**TASK TO COMPLETE:**
Find every line below that contains the word "ترجمته" and copy it out.

****************************************

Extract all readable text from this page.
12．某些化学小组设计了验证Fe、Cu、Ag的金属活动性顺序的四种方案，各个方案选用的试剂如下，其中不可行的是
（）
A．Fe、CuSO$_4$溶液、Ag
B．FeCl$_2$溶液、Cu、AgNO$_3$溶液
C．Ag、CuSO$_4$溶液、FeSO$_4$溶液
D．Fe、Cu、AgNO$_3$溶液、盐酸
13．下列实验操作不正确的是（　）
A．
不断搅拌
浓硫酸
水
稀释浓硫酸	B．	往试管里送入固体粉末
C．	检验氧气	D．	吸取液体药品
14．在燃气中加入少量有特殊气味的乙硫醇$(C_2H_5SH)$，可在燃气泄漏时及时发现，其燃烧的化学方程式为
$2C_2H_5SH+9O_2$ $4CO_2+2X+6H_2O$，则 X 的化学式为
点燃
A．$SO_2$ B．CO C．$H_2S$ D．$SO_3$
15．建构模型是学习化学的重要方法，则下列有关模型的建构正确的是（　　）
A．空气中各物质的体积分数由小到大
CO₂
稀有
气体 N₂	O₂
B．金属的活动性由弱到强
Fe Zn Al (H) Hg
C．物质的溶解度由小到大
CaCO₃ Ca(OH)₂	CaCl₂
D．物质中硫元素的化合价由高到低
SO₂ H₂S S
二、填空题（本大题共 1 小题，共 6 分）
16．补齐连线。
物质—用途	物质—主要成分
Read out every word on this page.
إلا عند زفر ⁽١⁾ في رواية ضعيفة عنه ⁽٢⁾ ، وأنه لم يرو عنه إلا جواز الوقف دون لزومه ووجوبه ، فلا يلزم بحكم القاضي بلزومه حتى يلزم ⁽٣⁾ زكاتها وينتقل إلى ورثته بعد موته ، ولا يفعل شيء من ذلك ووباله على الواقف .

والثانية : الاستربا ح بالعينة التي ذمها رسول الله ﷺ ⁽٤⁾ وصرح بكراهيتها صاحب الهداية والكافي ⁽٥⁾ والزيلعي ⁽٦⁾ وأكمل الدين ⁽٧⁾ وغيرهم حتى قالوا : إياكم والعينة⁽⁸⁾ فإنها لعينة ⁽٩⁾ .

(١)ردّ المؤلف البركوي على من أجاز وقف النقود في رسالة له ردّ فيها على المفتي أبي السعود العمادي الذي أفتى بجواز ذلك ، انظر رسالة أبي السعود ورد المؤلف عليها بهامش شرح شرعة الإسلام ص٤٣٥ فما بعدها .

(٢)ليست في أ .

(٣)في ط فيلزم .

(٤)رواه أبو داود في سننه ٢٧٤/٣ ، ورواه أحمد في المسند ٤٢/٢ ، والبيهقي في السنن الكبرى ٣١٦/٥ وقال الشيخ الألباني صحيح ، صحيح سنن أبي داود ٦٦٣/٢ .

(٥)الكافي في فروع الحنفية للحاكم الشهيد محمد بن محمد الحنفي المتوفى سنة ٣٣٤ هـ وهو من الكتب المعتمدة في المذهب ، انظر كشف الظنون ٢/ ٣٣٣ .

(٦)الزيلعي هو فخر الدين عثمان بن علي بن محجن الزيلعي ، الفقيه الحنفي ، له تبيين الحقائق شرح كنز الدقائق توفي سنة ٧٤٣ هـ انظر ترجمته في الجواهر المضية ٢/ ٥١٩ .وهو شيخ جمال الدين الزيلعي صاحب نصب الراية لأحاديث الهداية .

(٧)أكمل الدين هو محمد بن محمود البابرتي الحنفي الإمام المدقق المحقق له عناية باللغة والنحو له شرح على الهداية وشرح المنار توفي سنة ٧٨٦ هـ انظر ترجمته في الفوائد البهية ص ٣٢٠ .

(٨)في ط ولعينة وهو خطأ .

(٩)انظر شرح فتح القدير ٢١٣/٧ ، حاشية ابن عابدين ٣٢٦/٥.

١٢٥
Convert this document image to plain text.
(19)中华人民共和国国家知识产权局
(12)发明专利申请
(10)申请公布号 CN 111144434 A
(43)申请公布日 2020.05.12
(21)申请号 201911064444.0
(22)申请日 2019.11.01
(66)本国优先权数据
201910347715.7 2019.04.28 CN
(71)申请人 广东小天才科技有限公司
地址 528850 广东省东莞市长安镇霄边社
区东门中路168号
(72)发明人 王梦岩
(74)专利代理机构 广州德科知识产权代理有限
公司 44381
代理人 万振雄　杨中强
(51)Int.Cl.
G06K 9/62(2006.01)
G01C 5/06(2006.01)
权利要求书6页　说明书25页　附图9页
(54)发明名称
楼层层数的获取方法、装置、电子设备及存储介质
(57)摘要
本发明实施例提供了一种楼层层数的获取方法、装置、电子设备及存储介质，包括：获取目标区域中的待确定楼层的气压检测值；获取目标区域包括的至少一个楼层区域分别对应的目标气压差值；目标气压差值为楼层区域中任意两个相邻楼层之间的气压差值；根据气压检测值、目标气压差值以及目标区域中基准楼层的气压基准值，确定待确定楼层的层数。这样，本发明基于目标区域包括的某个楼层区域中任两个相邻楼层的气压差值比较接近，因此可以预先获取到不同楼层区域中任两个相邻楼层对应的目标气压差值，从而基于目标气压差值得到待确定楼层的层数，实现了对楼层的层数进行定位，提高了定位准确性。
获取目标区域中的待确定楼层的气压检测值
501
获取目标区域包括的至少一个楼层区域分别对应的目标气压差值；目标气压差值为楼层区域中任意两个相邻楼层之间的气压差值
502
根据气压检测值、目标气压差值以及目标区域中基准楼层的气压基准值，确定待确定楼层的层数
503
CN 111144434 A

****************************************

**RESULT:**
(٦)الزيلعي هو فخر الدين عثمان بن علي بن محجن الزيلعي ، الفقيه الحنفي ، له تبيين الحقائق شرح كنز الدقائق توفي سنة ٧٤٣ هـ انظر ترجمته في الجواهر المضية ٢/ ٥١٩ .وهو شيخ جمال الدين الزيلعي صاحب نصب الراية لأحاديث الهداية .
(٧)أكمل الدين هو محمد بن محمود البابرتي الحنفي الإمام المدقق المحقق له عناية باللغة والنحو له شرح على الهداية وشرح المنار توفي سنة ٧٨٦ هـ انظر ترجمته في الفوائد البهية ص ٣٢٠ .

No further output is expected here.